[Data items]
═══

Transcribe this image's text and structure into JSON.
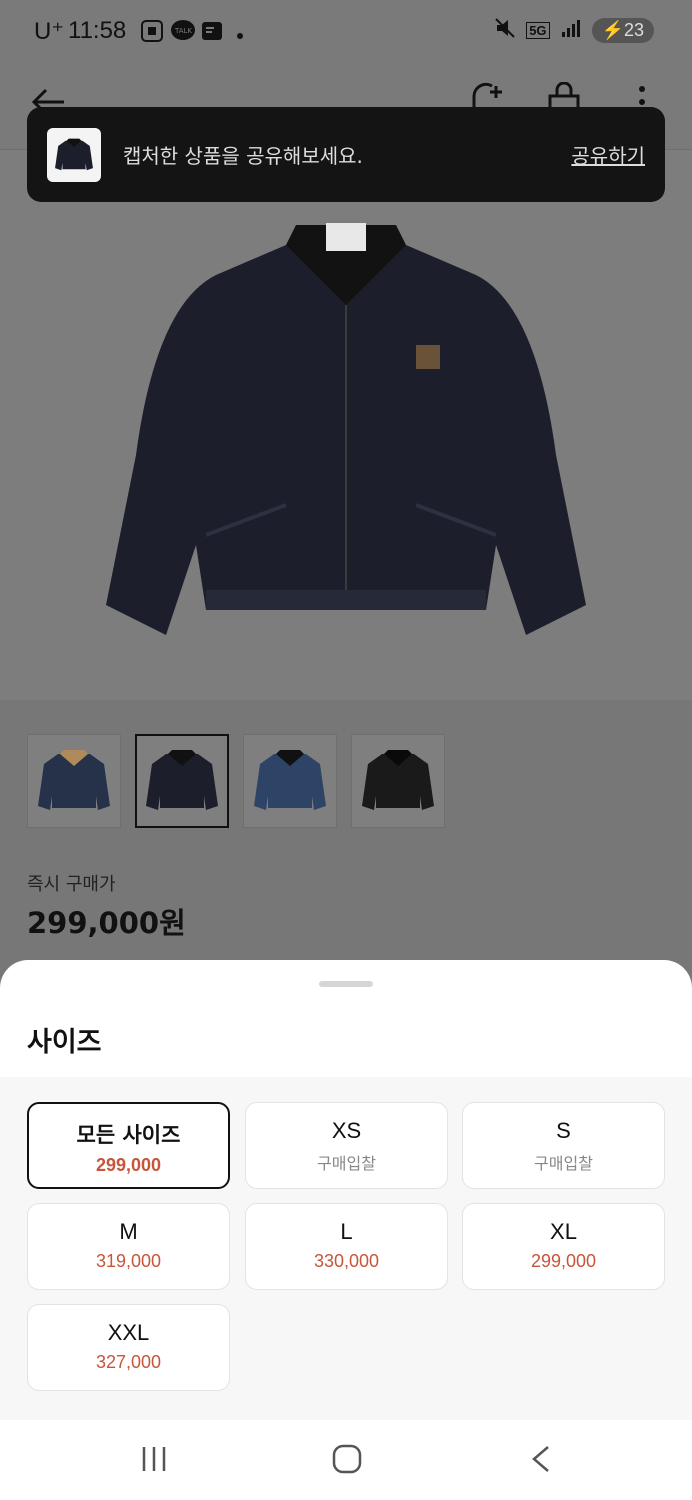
{
  "status_bar": {
    "carrier": "U⁺",
    "time": "11:58",
    "network": "5G",
    "battery": "23"
  },
  "toast": {
    "message": "캡처한 상품을 공유해보세요.",
    "action": "공유하기"
  },
  "product": {
    "price_label": "즉시 구매가",
    "price": "299,000원",
    "thumbnails": [
      "thumb-1",
      "thumb-2",
      "thumb-3",
      "thumb-4"
    ],
    "selected_thumbnail": 1
  },
  "size_sheet": {
    "title": "사이즈",
    "options": [
      {
        "size": "모든 사이즈",
        "price": "299,000",
        "selected": true
      },
      {
        "size": "XS",
        "price": "구매입찰"
      },
      {
        "size": "S",
        "price": "구매입찰"
      },
      {
        "size": "M",
        "price": "319,000"
      },
      {
        "size": "L",
        "price": "330,000"
      },
      {
        "size": "XL",
        "price": "299,000"
      },
      {
        "size": "XXL",
        "price": "327,000"
      }
    ]
  },
  "colors": {
    "price_accent": "#c8553a",
    "overlay": "#7a7a7a",
    "toast_bg": "#141414"
  }
}
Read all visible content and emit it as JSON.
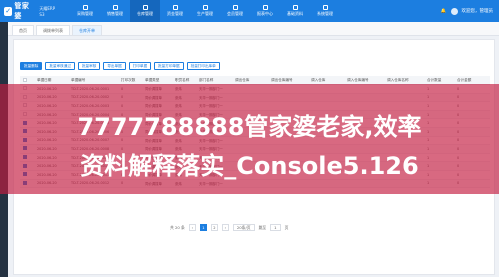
{
  "app": {
    "logo_text": "管家婆",
    "logo_sub": "天耀ERP S3",
    "nav": [
      {
        "label": "采购管理",
        "active": false
      },
      {
        "label": "销售管理",
        "active": false
      },
      {
        "label": "仓库管理",
        "active": true
      },
      {
        "label": "资金管理",
        "active": false
      },
      {
        "label": "生产管理",
        "active": false
      },
      {
        "label": "会员管理",
        "active": false
      },
      {
        "label": "报表中心",
        "active": false
      },
      {
        "label": "基础资料",
        "active": false
      },
      {
        "label": "系统管理",
        "active": false
      }
    ],
    "user": "欢迎您，管理员"
  },
  "tabs": [
    {
      "label": "首页",
      "active": false
    },
    {
      "label": "调拨单列表",
      "active": false
    },
    {
      "label": "仓库开单",
      "active": true
    }
  ],
  "toolbar": [
    {
      "label": "批量删除",
      "primary": true
    },
    {
      "label": "批量审核通过",
      "primary": false
    },
    {
      "label": "批量审核",
      "primary": false
    },
    {
      "label": "导出单据",
      "primary": false
    },
    {
      "label": "打印单据",
      "primary": false
    },
    {
      "label": "批量打印单据",
      "primary": false
    },
    {
      "label": "批量打印出库单",
      "primary": false
    }
  ],
  "table": {
    "columns": [
      "",
      "单据日期",
      "单据编号",
      "打印次数",
      "单据类型",
      "职员名称",
      "部门名称",
      "调出仓库",
      "调出仓库编号",
      "调入仓库",
      "调入仓库编号",
      "调入仓库名称",
      "合计数量",
      "合计金额"
    ],
    "rows": [
      {
        "checked": false,
        "date": "2020-06-20",
        "no": "TD-T-2020-06-20-0001",
        "prints": "0",
        "type": "同价调拨单",
        "staff": "张炜",
        "dept": "天华一期部门一",
        "qty": "1",
        "amt": "0"
      },
      {
        "checked": false,
        "date": "2020-06-20",
        "no": "TD-T-2020-06-20-0002",
        "prints": "0",
        "type": "同价调拨单",
        "staff": "张炜",
        "dept": "天华一期部门一",
        "qty": "1",
        "amt": "0"
      },
      {
        "checked": false,
        "date": "2020-06-20",
        "no": "TD-T-2020-06-20-0003",
        "prints": "0",
        "type": "同价调拨单",
        "staff": "张炜",
        "dept": "天华一期部门一",
        "qty": "1",
        "amt": "0"
      },
      {
        "checked": false,
        "date": "2020-06-20",
        "no": "TD-T-2020-06-20-0004",
        "prints": "0",
        "type": "同价调拨单",
        "staff": "张炜",
        "dept": "天华一期部门一",
        "qty": "1",
        "amt": "0"
      },
      {
        "checked": true,
        "date": "2020-06-20",
        "no": "TD-T-2020-06-20-0005",
        "prints": "0",
        "type": "同价调拨单",
        "staff": "张炜",
        "dept": "天华一期部门一",
        "qty": "1",
        "amt": "0"
      },
      {
        "checked": true,
        "date": "2020-06-20",
        "no": "TD-T-2020-06-20-0006",
        "prints": "0",
        "type": "同价调拨单",
        "staff": "张炜",
        "dept": "天华一期部门一",
        "qty": "1",
        "amt": "0"
      },
      {
        "checked": true,
        "date": "2020-06-20",
        "no": "TD-T-2020-06-20-0007",
        "prints": "0",
        "type": "同价调拨单",
        "staff": "张炜",
        "dept": "天华一期部门一",
        "qty": "1",
        "amt": "0"
      },
      {
        "checked": true,
        "date": "2020-06-20",
        "no": "TD-T-2020-06-20-0008",
        "prints": "0",
        "type": "同价调拨单",
        "staff": "张炜",
        "dept": "天华一期部门一",
        "qty": "1",
        "amt": "0"
      },
      {
        "checked": true,
        "date": "2020-06-20",
        "no": "TD-T-2020-06-20-0009",
        "prints": "0",
        "type": "同价调拨单",
        "staff": "张炜",
        "dept": "天华一期部门一",
        "qty": "1",
        "amt": "0"
      },
      {
        "checked": true,
        "date": "2020-06-20",
        "no": "TD-T-2020-06-20-0010",
        "prints": "0",
        "type": "同价调拨单",
        "staff": "张炜",
        "dept": "天华一期部门一",
        "qty": "1",
        "amt": "0"
      },
      {
        "checked": true,
        "date": "2020-06-20",
        "no": "TD-T-2020-06-20-0011",
        "prints": "0",
        "type": "同价调拨单",
        "staff": "张炜",
        "dept": "天华一期部门一",
        "qty": "1",
        "amt": "0"
      },
      {
        "checked": true,
        "date": "2020-06-20",
        "no": "TD-T-2020-06-20-0012",
        "prints": "0",
        "type": "同价调拨单",
        "staff": "张炜",
        "dept": "天华一期部门一",
        "qty": "1",
        "amt": "0"
      }
    ]
  },
  "pager": {
    "total": "共 20 条",
    "pages": [
      "1",
      "2"
    ],
    "current": "1",
    "page_size": "20条/页",
    "goto_label": "跳至",
    "goto_value": "1",
    "page_suffix": "页"
  },
  "overlay": {
    "line1": "7777788888管家婆老家,效率",
    "line2": "资料解释落实_Console5.126"
  }
}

═══

Goal:
Write out every record above exactly as it stands, but leave out the pictures.

The output:
Transcribe this image's text and structure into JSON.
{
  "status_bar": {
    "carrier": "U⁺",
    "time": "11:58",
    "network": "5G",
    "battery": "23"
  },
  "toast": {
    "message": "캡처한 상품을 공유해보세요.",
    "action": "공유하기"
  },
  "product": {
    "price_label": "즉시 구매가",
    "price": "299,000원",
    "thumbnails": [
      "thumb-1",
      "thumb-2",
      "thumb-3",
      "thumb-4"
    ],
    "selected_thumbnail": 1
  },
  "size_sheet": {
    "title": "사이즈",
    "options": [
      {
        "size": "모든 사이즈",
        "price": "299,000",
        "selected": true
      },
      {
        "size": "XS",
        "price": "구매입찰"
      },
      {
        "size": "S",
        "price": "구매입찰"
      },
      {
        "size": "M",
        "price": "319,000"
      },
      {
        "size": "L",
        "price": "330,000"
      },
      {
        "size": "XL",
        "price": "299,000"
      },
      {
        "size": "XXL",
        "price": "327,000"
      }
    ]
  },
  "colors": {
    "price_accent": "#c8553a",
    "overlay": "#7a7a7a",
    "toast_bg": "#141414"
  }
}
Read all visible content and emit it as JSON.
{
  "app": {
    "logo_text": "管家婆",
    "logo_sub": "天耀ERP S3",
    "nav": [
      {
        "label": "采购管理",
        "active": false
      },
      {
        "label": "销售管理",
        "active": false
      },
      {
        "label": "仓库管理",
        "active": true
      },
      {
        "label": "资金管理",
        "active": false
      },
      {
        "label": "生产管理",
        "active": false
      },
      {
        "label": "会员管理",
        "active": false
      },
      {
        "label": "报表中心",
        "active": false
      },
      {
        "label": "基础资料",
        "active": false
      },
      {
        "label": "系统管理",
        "active": false
      }
    ],
    "user": "欢迎您，管理员"
  },
  "tabs": [
    {
      "label": "首页",
      "active": false
    },
    {
      "label": "调拨单列表",
      "active": false
    },
    {
      "label": "仓库开单",
      "active": true
    }
  ],
  "toolbar": [
    {
      "label": "批量删除",
      "primary": true
    },
    {
      "label": "批量审核通过",
      "primary": false
    },
    {
      "label": "批量审核",
      "primary": false
    },
    {
      "label": "导出单据",
      "primary": false
    },
    {
      "label": "打印单据",
      "primary": false
    },
    {
      "label": "批量打印单据",
      "primary": false
    },
    {
      "label": "批量打印出库单",
      "primary": false
    }
  ],
  "table": {
    "columns": [
      "",
      "单据日期",
      "单据编号",
      "打印次数",
      "单据类型",
      "职员名称",
      "部门名称",
      "调出仓库",
      "调出仓库编号",
      "调入仓库",
      "调入仓库编号",
      "调入仓库名称",
      "合计数量",
      "合计金额"
    ],
    "rows": [
      {
        "checked": false,
        "date": "2020-06-20",
        "no": "TD-T-2020-06-20-0001",
        "prints": "0",
        "type": "同价调拨单",
        "staff": "张炜",
        "dept": "天华一期部门一",
        "qty": "1",
        "amt": "0"
      },
      {
        "checked": false,
        "date": "2020-06-20",
        "no": "TD-T-2020-06-20-0002",
        "prints": "0",
        "type": "同价调拨单",
        "staff": "张炜",
        "dept": "天华一期部门一",
        "qty": "1",
        "amt": "0"
      },
      {
        "checked": false,
        "date": "2020-06-20",
        "no": "TD-T-2020-06-20-0003",
        "prints": "0",
        "type": "同价调拨单",
        "staff": "张炜",
        "dept": "天华一期部门一",
        "qty": "1",
        "amt": "0"
      },
      {
        "checked": false,
        "date": "2020-06-20",
        "no": "TD-T-2020-06-20-0004",
        "prints": "0",
        "type": "同价调拨单",
        "staff": "张炜",
        "dept": "天华一期部门一",
        "qty": "1",
        "amt": "0"
      },
      {
        "checked": true,
        "date": "2020-06-20",
        "no": "TD-T-2020-06-20-0005",
        "prints": "0",
        "type": "同价调拨单",
        "staff": "张炜",
        "dept": "天华一期部门一",
        "qty": "1",
        "amt": "0"
      },
      {
        "checked": true,
        "date": "2020-06-20",
        "no": "TD-T-2020-06-20-0006",
        "prints": "0",
        "type": "同价调拨单",
        "staff": "张炜",
        "dept": "天华一期部门一",
        "qty": "1",
        "amt": "0"
      },
      {
        "checked": true,
        "date": "2020-06-20",
        "no": "TD-T-2020-06-20-0007",
        "prints": "0",
        "type": "同价调拨单",
        "staff": "张炜",
        "dept": "天华一期部门一",
        "qty": "1",
        "amt": "0"
      },
      {
        "checked": true,
        "date": "2020-06-20",
        "no": "TD-T-2020-06-20-0008",
        "prints": "0",
        "type": "同价调拨单",
        "staff": "张炜",
        "dept": "天华一期部门一",
        "qty": "1",
        "amt": "0"
      },
      {
        "checked": true,
        "date": "2020-06-20",
        "no": "TD-T-2020-06-20-0009",
        "prints": "0",
        "type": "同价调拨单",
        "staff": "张炜",
        "dept": "天华一期部门一",
        "qty": "1",
        "amt": "0"
      },
      {
        "checked": true,
        "date": "2020-06-20",
        "no": "TD-T-2020-06-20-0010",
        "prints": "0",
        "type": "同价调拨单",
        "staff": "张炜",
        "dept": "天华一期部门一",
        "qty": "1",
        "amt": "0"
      },
      {
        "checked": true,
        "date": "2020-06-20",
        "no": "TD-T-2020-06-20-0011",
        "prints": "0",
        "type": "同价调拨单",
        "staff": "张炜",
        "dept": "天华一期部门一",
        "qty": "1",
        "amt": "0"
      },
      {
        "checked": true,
        "date": "2020-06-20",
        "no": "TD-T-2020-06-20-0012",
        "prints": "0",
        "type": "同价调拨单",
        "staff": "张炜",
        "dept": "天华一期部门一",
        "qty": "1",
        "amt": "0"
      }
    ]
  },
  "pager": {
    "total": "共 20 条",
    "pages": [
      "1",
      "2"
    ],
    "current": "1",
    "page_size": "20条/页",
    "goto_label": "跳至",
    "goto_value": "1",
    "page_suffix": "页"
  },
  "overlay": {
    "line1": "7777788888管家婆老家,效率",
    "line2": "资料解释落实_Console5.126"
  }
}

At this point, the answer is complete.